• **Directive**:
Swap "label-box" for "label-frame" wherever it occurs in the records below, leaving all other text unchanged.
#### Supplied entries
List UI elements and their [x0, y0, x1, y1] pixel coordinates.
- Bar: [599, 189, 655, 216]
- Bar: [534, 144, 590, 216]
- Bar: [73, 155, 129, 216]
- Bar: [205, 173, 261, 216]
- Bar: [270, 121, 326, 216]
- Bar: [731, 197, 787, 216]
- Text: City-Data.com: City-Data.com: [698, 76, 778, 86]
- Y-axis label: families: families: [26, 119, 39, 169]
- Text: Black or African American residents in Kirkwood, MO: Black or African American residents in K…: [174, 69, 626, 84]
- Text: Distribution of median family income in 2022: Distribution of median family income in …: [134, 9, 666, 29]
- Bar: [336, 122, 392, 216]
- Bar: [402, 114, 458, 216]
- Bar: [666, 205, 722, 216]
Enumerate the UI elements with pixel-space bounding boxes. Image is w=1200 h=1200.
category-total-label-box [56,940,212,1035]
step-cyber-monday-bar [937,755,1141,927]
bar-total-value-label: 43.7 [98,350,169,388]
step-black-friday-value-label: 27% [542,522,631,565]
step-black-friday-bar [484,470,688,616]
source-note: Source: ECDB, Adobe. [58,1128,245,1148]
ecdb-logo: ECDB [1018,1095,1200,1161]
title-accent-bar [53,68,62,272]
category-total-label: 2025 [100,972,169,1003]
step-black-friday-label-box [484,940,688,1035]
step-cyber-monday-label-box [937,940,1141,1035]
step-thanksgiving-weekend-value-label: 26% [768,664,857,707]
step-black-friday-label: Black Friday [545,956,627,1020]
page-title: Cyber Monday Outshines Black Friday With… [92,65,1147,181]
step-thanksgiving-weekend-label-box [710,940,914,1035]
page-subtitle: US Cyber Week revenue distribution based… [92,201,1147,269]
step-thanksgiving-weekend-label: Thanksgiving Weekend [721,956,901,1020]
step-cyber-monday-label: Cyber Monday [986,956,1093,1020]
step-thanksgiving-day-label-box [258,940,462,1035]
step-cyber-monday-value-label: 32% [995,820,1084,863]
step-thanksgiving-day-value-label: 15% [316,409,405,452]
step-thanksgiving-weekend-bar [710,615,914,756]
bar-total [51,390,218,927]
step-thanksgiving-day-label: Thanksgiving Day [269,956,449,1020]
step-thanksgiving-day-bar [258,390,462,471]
########
• **Solution**:
List UI elements and their [x0, y0, x1, y1] pixel coordinates.
- Bar: [599, 189, 655, 216]
- Bar: [534, 144, 590, 216]
- Bar: [73, 155, 129, 216]
- Bar: [205, 173, 261, 216]
- Bar: [270, 121, 326, 216]
- Bar: [731, 197, 787, 216]
- Text: City-Data.com: City-Data.com: [698, 76, 778, 86]
- Y-axis label: families: families: [26, 119, 39, 169]
- Text: Black or African American residents in Kirkwood, MO: Black or African American residents in K…: [174, 69, 626, 84]
- Text: Distribution of median family income in 2022: Distribution of median family income in …: [134, 9, 666, 29]
- Bar: [336, 122, 392, 216]
- Bar: [402, 114, 458, 216]
- Bar: [666, 205, 722, 216]
Enumerate the UI elements with pixel-space bounding boxes. Image is w=1200 h=1200.
category-total-label-frame [56,940,212,1035]
step-cyber-monday-bar [937,755,1141,927]
bar-total-value-label: 43.7 [98,350,169,388]
step-black-friday-value-label: 27% [542,522,631,565]
step-black-friday-bar [484,470,688,616]
source-note: Source: ECDB, Adobe. [58,1128,245,1148]
ecdb-logo: ECDB [1018,1095,1200,1161]
title-accent-bar [53,68,62,272]
category-total-label: 2025 [100,972,169,1003]
step-black-friday-label-frame [484,940,688,1035]
step-cyber-monday-label-frame [937,940,1141,1035]
step-thanksgiving-weekend-value-label: 26% [768,664,857,707]
step-black-friday-label: Black Friday [545,956,627,1020]
page-title: Cyber Monday Outshines Black Friday With… [92,65,1147,181]
step-thanksgiving-weekend-label-frame [710,940,914,1035]
page-subtitle: US Cyber Week revenue distribution based… [92,201,1147,269]
step-thanksgiving-weekend-label: Thanksgiving Weekend [721,956,901,1020]
step-cyber-monday-label: Cyber Monday [986,956,1093,1020]
step-thanksgiving-day-label-frame [258,940,462,1035]
step-cyber-monday-value-label: 32% [995,820,1084,863]
step-thanksgiving-day-value-label: 15% [316,409,405,452]
step-thanksgiving-weekend-bar [710,615,914,756]
bar-total [51,390,218,927]
step-thanksgiving-day-label: Thanksgiving Day [269,956,449,1020]
step-thanksgiving-day-bar [258,390,462,471]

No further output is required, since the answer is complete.